--- Start ---
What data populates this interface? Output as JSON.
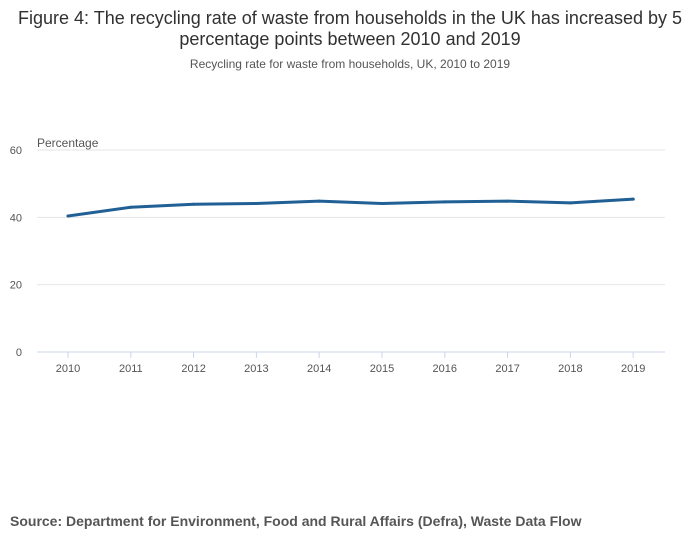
{
  "title": "Figure 4: The recycling rate of waste from households in the UK has increased by 5 percentage points between 2010 and 2019",
  "subtitle": "Recycling rate for waste from households, UK, 2010 to 2019",
  "source": "Source: Department for Environment, Food and Rural Affairs (Defra), Waste Data Flow",
  "colors": {
    "line": "#206095",
    "grid": "#e4e4e4",
    "axis": "#ccd6eb",
    "tick_text": "#555555"
  },
  "chart_data": {
    "type": "line",
    "title": "Figure 4: The recycling rate of waste from households in the UK has increased by 5 percentage points between 2010 and 2019",
    "subtitle": "Recycling rate for waste from households, UK, 2010 to 2019",
    "ylabel": "Percentage",
    "xlabel": "",
    "categories": [
      "2010",
      "2011",
      "2012",
      "2013",
      "2014",
      "2015",
      "2016",
      "2017",
      "2018",
      "2019"
    ],
    "series": [
      {
        "values": [
          40.4,
          43.0,
          43.9,
          44.1,
          44.8,
          44.1,
          44.6,
          44.8,
          44.3,
          45.4
        ]
      }
    ],
    "ylim": [
      0,
      60
    ],
    "yticks": [
      0,
      20,
      40,
      60
    ],
    "grid": true,
    "legend": "none"
  }
}
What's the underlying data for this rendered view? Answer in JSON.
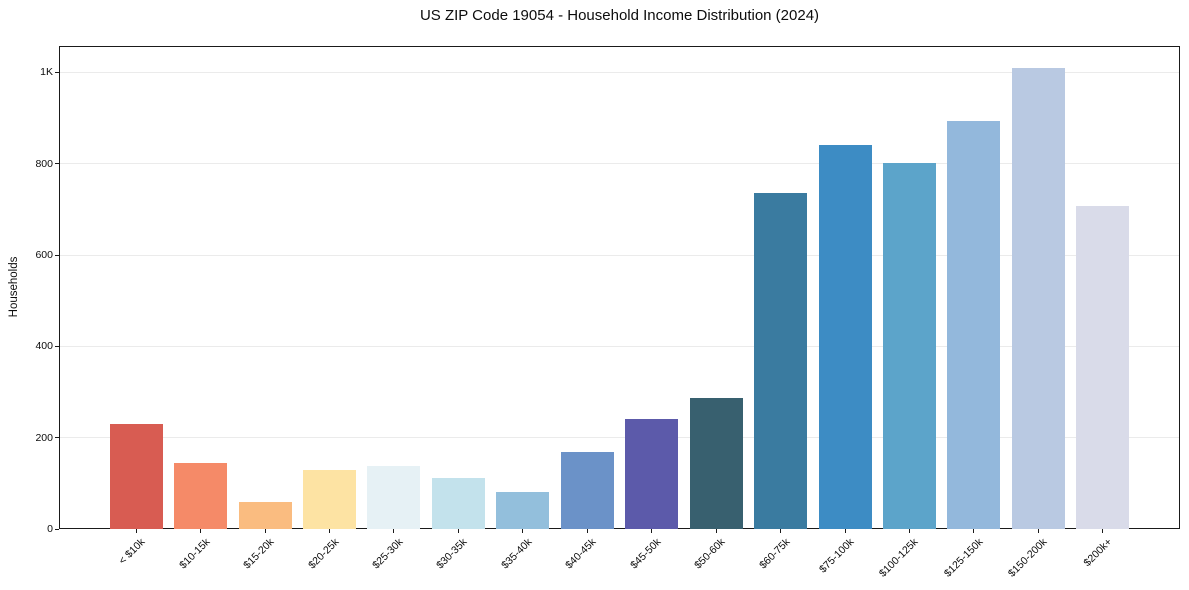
--- End ---
### The task:
Collect every line from the records above that contains the word "increased".

### Solution to the problem:
  "title": "Figure 4: The recycling rate of waste from households in the UK has increased by 5 percentage points between 2010 and 2019",
    "title": "Figure 4: The recycling rate of waste from households in the UK has increased by 5 percentage points between 2010 and 2019",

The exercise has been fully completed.